▸ **Challenge**
Identify the lines containing the word "name". Copy each one.

━━━ Exercise input ━━━

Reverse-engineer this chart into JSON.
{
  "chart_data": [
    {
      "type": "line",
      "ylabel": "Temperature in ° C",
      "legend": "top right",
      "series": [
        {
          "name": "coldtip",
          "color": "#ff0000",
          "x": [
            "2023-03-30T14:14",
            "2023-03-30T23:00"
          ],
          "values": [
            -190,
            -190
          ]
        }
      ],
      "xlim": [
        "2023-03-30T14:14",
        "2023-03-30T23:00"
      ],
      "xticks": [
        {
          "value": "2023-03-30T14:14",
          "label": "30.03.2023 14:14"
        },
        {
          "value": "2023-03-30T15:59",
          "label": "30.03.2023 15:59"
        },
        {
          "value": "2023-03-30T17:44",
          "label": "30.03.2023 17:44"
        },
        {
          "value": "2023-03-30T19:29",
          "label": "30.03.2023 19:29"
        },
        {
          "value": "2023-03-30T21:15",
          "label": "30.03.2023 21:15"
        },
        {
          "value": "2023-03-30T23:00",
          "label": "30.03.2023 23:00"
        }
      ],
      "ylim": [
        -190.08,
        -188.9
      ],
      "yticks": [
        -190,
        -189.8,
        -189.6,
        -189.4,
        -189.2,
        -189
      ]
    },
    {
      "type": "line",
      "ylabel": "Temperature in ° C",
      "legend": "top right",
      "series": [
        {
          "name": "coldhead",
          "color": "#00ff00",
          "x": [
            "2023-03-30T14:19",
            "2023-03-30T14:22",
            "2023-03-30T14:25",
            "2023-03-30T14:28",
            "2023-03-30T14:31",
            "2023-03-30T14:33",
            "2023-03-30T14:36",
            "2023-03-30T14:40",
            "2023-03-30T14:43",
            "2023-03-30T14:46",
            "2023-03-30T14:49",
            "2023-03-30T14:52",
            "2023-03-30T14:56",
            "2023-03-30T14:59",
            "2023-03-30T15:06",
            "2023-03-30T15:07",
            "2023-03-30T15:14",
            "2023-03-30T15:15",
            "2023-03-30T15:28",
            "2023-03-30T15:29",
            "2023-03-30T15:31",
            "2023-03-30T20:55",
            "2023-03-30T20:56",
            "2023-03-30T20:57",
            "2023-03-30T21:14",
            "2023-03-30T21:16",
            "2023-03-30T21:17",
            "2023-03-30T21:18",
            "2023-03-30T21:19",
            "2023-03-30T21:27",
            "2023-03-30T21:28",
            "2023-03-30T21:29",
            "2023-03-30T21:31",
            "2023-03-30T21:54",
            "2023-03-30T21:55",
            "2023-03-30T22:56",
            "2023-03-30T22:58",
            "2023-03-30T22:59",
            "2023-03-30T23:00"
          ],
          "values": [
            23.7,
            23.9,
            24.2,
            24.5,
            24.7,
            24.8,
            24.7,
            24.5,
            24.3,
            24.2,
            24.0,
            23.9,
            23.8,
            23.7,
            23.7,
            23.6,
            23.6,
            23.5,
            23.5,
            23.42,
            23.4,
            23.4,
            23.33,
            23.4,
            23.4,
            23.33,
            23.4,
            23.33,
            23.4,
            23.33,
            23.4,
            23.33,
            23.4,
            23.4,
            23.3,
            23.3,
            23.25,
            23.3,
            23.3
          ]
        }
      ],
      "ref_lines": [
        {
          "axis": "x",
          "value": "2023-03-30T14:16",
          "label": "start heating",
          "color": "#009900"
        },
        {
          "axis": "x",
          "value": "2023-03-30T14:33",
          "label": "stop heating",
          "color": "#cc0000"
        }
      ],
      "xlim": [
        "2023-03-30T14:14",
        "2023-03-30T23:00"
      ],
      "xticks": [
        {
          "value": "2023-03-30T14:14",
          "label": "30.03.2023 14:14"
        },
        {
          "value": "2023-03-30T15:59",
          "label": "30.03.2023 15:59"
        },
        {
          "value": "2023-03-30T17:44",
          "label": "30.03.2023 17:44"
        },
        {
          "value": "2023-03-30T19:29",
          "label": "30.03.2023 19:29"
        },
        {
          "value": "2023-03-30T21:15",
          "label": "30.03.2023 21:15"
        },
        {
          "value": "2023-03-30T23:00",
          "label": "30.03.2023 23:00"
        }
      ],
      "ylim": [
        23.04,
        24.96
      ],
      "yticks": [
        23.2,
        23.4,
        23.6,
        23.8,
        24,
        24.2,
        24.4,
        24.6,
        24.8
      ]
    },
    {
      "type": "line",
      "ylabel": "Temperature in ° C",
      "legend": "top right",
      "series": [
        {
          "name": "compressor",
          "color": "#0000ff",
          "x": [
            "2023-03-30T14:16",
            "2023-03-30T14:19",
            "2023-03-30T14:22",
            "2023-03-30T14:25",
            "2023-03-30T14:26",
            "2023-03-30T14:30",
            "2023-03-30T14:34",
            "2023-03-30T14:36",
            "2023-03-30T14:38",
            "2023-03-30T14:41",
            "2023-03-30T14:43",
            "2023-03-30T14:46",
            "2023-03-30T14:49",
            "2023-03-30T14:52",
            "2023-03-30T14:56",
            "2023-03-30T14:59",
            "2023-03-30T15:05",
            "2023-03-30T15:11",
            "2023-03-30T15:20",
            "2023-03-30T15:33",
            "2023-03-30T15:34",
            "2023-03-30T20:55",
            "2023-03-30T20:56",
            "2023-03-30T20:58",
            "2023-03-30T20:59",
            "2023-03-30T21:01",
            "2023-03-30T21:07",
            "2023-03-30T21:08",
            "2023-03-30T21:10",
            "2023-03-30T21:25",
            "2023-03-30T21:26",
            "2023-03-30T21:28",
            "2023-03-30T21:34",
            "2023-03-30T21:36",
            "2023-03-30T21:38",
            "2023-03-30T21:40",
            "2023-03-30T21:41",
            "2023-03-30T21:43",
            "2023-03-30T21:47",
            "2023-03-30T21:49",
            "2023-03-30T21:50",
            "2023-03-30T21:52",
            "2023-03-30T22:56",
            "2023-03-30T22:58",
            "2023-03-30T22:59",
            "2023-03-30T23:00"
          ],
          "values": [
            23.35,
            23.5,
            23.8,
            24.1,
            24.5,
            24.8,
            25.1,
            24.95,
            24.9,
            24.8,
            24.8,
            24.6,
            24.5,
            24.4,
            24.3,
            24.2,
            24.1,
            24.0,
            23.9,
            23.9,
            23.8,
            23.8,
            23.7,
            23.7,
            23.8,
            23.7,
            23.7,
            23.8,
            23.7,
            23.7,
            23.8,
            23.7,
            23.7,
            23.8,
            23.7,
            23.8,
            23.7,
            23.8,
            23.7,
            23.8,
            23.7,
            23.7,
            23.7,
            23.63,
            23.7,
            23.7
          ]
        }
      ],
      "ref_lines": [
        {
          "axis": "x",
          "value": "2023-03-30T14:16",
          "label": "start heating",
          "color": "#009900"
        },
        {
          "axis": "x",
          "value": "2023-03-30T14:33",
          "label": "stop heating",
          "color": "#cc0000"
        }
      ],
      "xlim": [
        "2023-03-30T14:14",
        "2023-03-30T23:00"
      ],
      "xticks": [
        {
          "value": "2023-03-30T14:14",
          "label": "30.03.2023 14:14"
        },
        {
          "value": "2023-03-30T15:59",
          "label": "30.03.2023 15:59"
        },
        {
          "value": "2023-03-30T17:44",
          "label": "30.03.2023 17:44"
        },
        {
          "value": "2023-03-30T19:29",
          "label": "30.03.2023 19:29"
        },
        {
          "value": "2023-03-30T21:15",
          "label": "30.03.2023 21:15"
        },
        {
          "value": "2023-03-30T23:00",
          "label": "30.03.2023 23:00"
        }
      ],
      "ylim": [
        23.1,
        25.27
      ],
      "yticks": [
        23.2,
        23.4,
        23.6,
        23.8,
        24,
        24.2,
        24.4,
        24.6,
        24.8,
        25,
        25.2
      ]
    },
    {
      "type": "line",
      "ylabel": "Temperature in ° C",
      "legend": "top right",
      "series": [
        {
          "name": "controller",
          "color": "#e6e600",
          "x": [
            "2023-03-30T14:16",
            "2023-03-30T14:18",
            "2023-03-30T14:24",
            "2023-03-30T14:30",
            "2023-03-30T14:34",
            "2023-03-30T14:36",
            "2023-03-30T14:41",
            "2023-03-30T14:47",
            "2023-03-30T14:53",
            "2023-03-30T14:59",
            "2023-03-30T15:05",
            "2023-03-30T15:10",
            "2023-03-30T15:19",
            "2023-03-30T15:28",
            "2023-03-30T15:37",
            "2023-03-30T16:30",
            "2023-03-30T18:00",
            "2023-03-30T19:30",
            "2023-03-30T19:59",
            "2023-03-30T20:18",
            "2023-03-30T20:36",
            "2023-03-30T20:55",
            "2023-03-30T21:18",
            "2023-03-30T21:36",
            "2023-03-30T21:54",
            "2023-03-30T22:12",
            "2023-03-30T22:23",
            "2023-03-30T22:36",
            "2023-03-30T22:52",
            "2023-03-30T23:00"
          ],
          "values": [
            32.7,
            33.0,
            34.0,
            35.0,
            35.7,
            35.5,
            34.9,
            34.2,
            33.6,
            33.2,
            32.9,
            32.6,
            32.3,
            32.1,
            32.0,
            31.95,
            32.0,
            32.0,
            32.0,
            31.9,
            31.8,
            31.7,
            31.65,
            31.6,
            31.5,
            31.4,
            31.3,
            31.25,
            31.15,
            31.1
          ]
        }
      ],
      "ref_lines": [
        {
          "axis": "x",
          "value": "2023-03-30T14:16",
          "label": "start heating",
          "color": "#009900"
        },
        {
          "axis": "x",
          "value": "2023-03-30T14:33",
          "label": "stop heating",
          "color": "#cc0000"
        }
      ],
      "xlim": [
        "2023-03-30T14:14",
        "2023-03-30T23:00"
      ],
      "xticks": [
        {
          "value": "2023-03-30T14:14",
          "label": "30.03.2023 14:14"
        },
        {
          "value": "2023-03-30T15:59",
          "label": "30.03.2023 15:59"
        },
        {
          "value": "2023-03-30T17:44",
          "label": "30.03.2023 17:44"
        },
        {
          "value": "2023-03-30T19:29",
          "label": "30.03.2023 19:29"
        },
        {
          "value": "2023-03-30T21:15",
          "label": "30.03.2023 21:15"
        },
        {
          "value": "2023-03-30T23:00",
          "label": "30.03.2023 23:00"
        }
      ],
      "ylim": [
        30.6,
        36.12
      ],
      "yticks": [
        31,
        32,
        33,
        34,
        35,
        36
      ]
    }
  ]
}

━━━

▸ **Complete output**
          "name": "coldtip",
          "name": "coldhead",
          "name": "compressor",
          "name": "controller",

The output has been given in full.